Exercise — Please reproduce every line of the material below word for word, leaving the pictures out of your answer.

Excerpted records —
------------------------------
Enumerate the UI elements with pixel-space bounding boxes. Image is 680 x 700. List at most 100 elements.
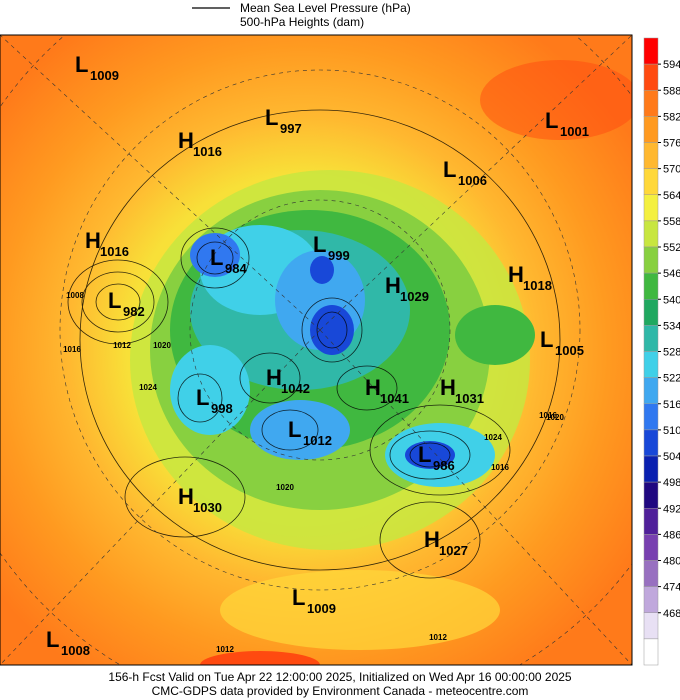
legend-text: 500-hPa Heights (dam)	[240, 15, 364, 29]
center-letter: L	[196, 385, 209, 410]
colorbar-swatch	[643, 63, 659, 91]
colorbar-swatch	[643, 220, 659, 248]
isobar-label: 1024	[139, 383, 157, 392]
center-letter: L	[210, 245, 223, 270]
center-letter: L	[443, 157, 456, 182]
colorbar-label: 564	[663, 190, 680, 202]
center-letter: L	[545, 108, 558, 133]
center-value: 998	[211, 401, 233, 416]
center-letter: L	[108, 288, 121, 313]
colorbar-label: 468	[663, 608, 680, 620]
colorbar-swatch	[643, 403, 659, 431]
center-letter: L	[265, 105, 278, 130]
colorbar-label: 552	[663, 242, 680, 254]
center-value: 1029	[400, 289, 429, 304]
legend-text: Mean Sea Level Pressure (hPa)	[240, 1, 411, 15]
colorbar-label: 546	[663, 268, 680, 280]
colorbar-label: 588	[663, 85, 680, 97]
colorbar-swatch	[643, 481, 659, 509]
center-letter: H	[365, 375, 381, 400]
colorbar-label: 576	[663, 138, 680, 150]
isobar-label: 1016	[63, 345, 81, 354]
center-value: 1018	[523, 278, 552, 293]
colorbar-label: 474	[663, 582, 680, 594]
center-value: 1016	[193, 144, 222, 159]
colorbar-swatch	[643, 508, 659, 535]
colorbar-label: 510	[663, 425, 680, 437]
center-value: 1042	[281, 381, 310, 396]
footer-text: 156-h Fcst Valid on Tue Apr 22 12:00:00 …	[108, 670, 572, 684]
colorbar-swatch	[643, 560, 659, 587]
colorbar-label: 486	[663, 529, 680, 541]
center-letter: H	[85, 228, 101, 253]
isobar-label: 1012	[429, 633, 447, 642]
colorbar-label: 492	[663, 503, 680, 515]
colorbar-label: 522	[663, 373, 680, 385]
colorbar-swatch	[643, 429, 659, 457]
center-letter: H	[440, 375, 456, 400]
colorbar-swatch	[643, 325, 659, 352]
colorbar-label: 570	[663, 164, 680, 176]
isobar-label: 1020	[153, 341, 171, 350]
center-letter: L	[418, 442, 431, 467]
colorbar-swatch	[643, 351, 659, 378]
colorbar-swatch	[643, 90, 659, 117]
center-letter: L	[75, 52, 88, 77]
center-value: 1009	[90, 68, 119, 83]
colorbar-label: 540	[663, 294, 680, 306]
center-letter: L	[46, 627, 59, 652]
center-value: 1012	[303, 433, 332, 448]
footer-text: CMC-GDPS data provided by Environment Ca…	[152, 684, 529, 698]
isobar-label: 1012	[216, 645, 234, 654]
isobar-label: 1008	[66, 291, 84, 300]
center-letter: H	[385, 273, 401, 298]
colorbar-label: 504	[663, 451, 680, 463]
colorbar-swatch	[643, 534, 659, 561]
colorbar-label: 480	[663, 556, 680, 568]
center-value: 999	[328, 248, 350, 263]
colorbar-swatch	[643, 168, 659, 195]
colorbar-swatch	[643, 299, 659, 326]
center-value: 1016	[100, 244, 129, 259]
center-value: 1006	[458, 173, 487, 188]
isobar-label: 1020	[276, 483, 294, 492]
center-letter: H	[178, 128, 194, 153]
center-letter: H	[266, 365, 282, 390]
center-letter: L	[540, 327, 553, 352]
center-value: 986	[433, 458, 455, 473]
center-letter: L	[292, 585, 305, 610]
center-value: 1031	[455, 391, 484, 406]
colorbar-swatch	[643, 116, 659, 143]
center-letter: H	[508, 262, 524, 287]
center-value: 997	[280, 121, 302, 136]
colorbar-swatch	[643, 37, 659, 65]
colorbar-label: 516	[663, 399, 680, 411]
center-value: 1009	[307, 601, 336, 616]
isobar-label: 1012	[113, 341, 131, 350]
center-value: 1041	[380, 391, 409, 406]
center-value: 982	[123, 304, 145, 319]
center-value: 1001	[560, 124, 589, 139]
isobar-label: 1024	[484, 433, 502, 442]
colorbar-label: 558	[663, 216, 680, 228]
isobar-label: 1020	[546, 413, 564, 422]
colorbar-swatch	[643, 612, 659, 640]
center-letter: L	[288, 417, 301, 442]
colorbar-swatch	[643, 142, 659, 169]
colorbar-label: 594	[663, 59, 680, 71]
isobar-label: 1016	[539, 411, 557, 420]
center-letter: H	[178, 484, 194, 509]
colorbar-swatch	[643, 194, 659, 222]
colorbar-label: 534	[663, 320, 680, 332]
center-letter: H	[424, 527, 440, 552]
center-value: 1008	[61, 643, 90, 658]
colorbar-swatch	[643, 377, 659, 404]
center-value: 1030	[193, 500, 222, 515]
center-letter: L	[313, 232, 326, 257]
colorbar-swatch	[643, 455, 659, 483]
isobar-label: 1016	[491, 463, 509, 472]
colorbar-label: 528	[663, 347, 680, 359]
colorbar-swatch	[643, 586, 659, 613]
colorbar-swatch	[643, 246, 659, 274]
------------------------------
Correct result —
Enumerate the UI elements with pixel-space bounding boxes. Image is 680 x 700. List at most 100 elements.
legend-text: 500-hPa Heights (dam)	[240, 15, 364, 29]
center-letter: L	[196, 385, 209, 410]
colorbar-swatch	[643, 63, 659, 91]
colorbar-swatch	[643, 220, 659, 248]
isobar-label: 1024	[139, 383, 157, 392]
center-letter: L	[210, 245, 223, 270]
center-letter: L	[443, 157, 456, 182]
colorbar-label: 564	[663, 190, 680, 202]
center-letter: L	[545, 108, 558, 133]
center-value: 998	[211, 401, 233, 416]
center-letter: L	[108, 288, 121, 313]
colorbar-label: 468	[663, 608, 680, 620]
colorbar-swatch	[643, 403, 659, 431]
center-letter: L	[265, 105, 278, 130]
colorbar-label: 552	[663, 242, 680, 254]
center-value: 1029	[400, 289, 429, 304]
legend-text: Mean Sea Level Pressure (hPa)	[240, 1, 411, 15]
colorbar-label: 546	[663, 268, 680, 280]
colorbar-label: 588	[663, 85, 680, 97]
colorbar-swatch	[643, 481, 659, 509]
center-letter: H	[365, 375, 381, 400]
colorbar-label: 576	[663, 138, 680, 150]
isobar-label: 1016	[63, 345, 81, 354]
center-value: 1018	[523, 278, 552, 293]
colorbar-label: 474	[663, 582, 680, 594]
center-value: 1016	[193, 144, 222, 159]
colorbar-swatch	[643, 508, 659, 535]
colorbar-label: 510	[663, 425, 680, 437]
center-value: 1042	[281, 381, 310, 396]
footer-text: 156-h Fcst Valid on Tue Apr 22 12:00:00 …	[108, 670, 572, 684]
colorbar-swatch	[643, 560, 659, 587]
colorbar-label: 486	[663, 529, 680, 541]
center-letter: H	[85, 228, 101, 253]
isobar-label: 1012	[429, 633, 447, 642]
colorbar-label: 492	[663, 503, 680, 515]
colorbar-label: 522	[663, 373, 680, 385]
colorbar-swatch	[643, 429, 659, 457]
center-letter: H	[440, 375, 456, 400]
colorbar-swatch	[643, 325, 659, 352]
colorbar-label: 570	[663, 164, 680, 176]
isobar-label: 1020	[153, 341, 171, 350]
center-letter: L	[418, 442, 431, 467]
colorbar-swatch	[643, 351, 659, 378]
colorbar-swatch	[643, 90, 659, 117]
center-letter: L	[75, 52, 88, 77]
center-value: 1009	[90, 68, 119, 83]
colorbar-label: 540	[663, 294, 680, 306]
center-letter: L	[46, 627, 59, 652]
center-value: 1012	[303, 433, 332, 448]
footer-text: CMC-GDPS data provided by Environment Ca…	[152, 684, 529, 698]
isobar-label: 1012	[216, 645, 234, 654]
isobar-label: 1008	[66, 291, 84, 300]
center-letter: H	[385, 273, 401, 298]
colorbar-label: 504	[663, 451, 680, 463]
colorbar-swatch	[643, 534, 659, 561]
colorbar-label: 480	[663, 556, 680, 568]
center-value: 999	[328, 248, 350, 263]
colorbar-swatch	[643, 168, 659, 195]
colorbar-swatch	[643, 299, 659, 326]
center-value: 1016	[100, 244, 129, 259]
center-value: 1006	[458, 173, 487, 188]
isobar-label: 1020	[276, 483, 294, 492]
center-letter: H	[178, 128, 194, 153]
center-letter: H	[266, 365, 282, 390]
center-letter: L	[540, 327, 553, 352]
center-value: 986	[433, 458, 455, 473]
center-letter: L	[292, 585, 305, 610]
center-value: 1031	[455, 391, 484, 406]
colorbar-swatch	[643, 116, 659, 143]
center-letter: H	[508, 262, 524, 287]
center-value: 997	[280, 121, 302, 136]
colorbar-swatch	[643, 37, 659, 65]
colorbar-label: 516	[663, 399, 680, 411]
center-value: 1009	[307, 601, 336, 616]
isobar-label: 1012	[113, 341, 131, 350]
center-value: 1041	[380, 391, 409, 406]
center-value: 982	[123, 304, 145, 319]
center-value: 1001	[560, 124, 589, 139]
isobar-label: 1024	[484, 433, 502, 442]
colorbar-label: 558	[663, 216, 680, 228]
isobar-label: 1020	[546, 413, 564, 422]
colorbar-swatch	[643, 612, 659, 640]
center-letter: L	[288, 417, 301, 442]
colorbar-swatch	[643, 142, 659, 169]
colorbar-label: 594	[663, 59, 680, 71]
isobar-label: 1016	[539, 411, 557, 420]
center-letter: H	[178, 484, 194, 509]
colorbar-swatch	[643, 194, 659, 222]
colorbar-label: 534	[663, 320, 680, 332]
center-letter: H	[424, 527, 440, 552]
center-value: 1008	[61, 643, 90, 658]
colorbar-swatch	[643, 377, 659, 404]
center-value: 1030	[193, 500, 222, 515]
center-letter: L	[313, 232, 326, 257]
colorbar-swatch	[643, 455, 659, 483]
isobar-label: 1016	[491, 463, 509, 472]
colorbar-label: 528	[663, 347, 680, 359]
colorbar-swatch	[643, 586, 659, 613]
colorbar-swatch	[643, 246, 659, 274]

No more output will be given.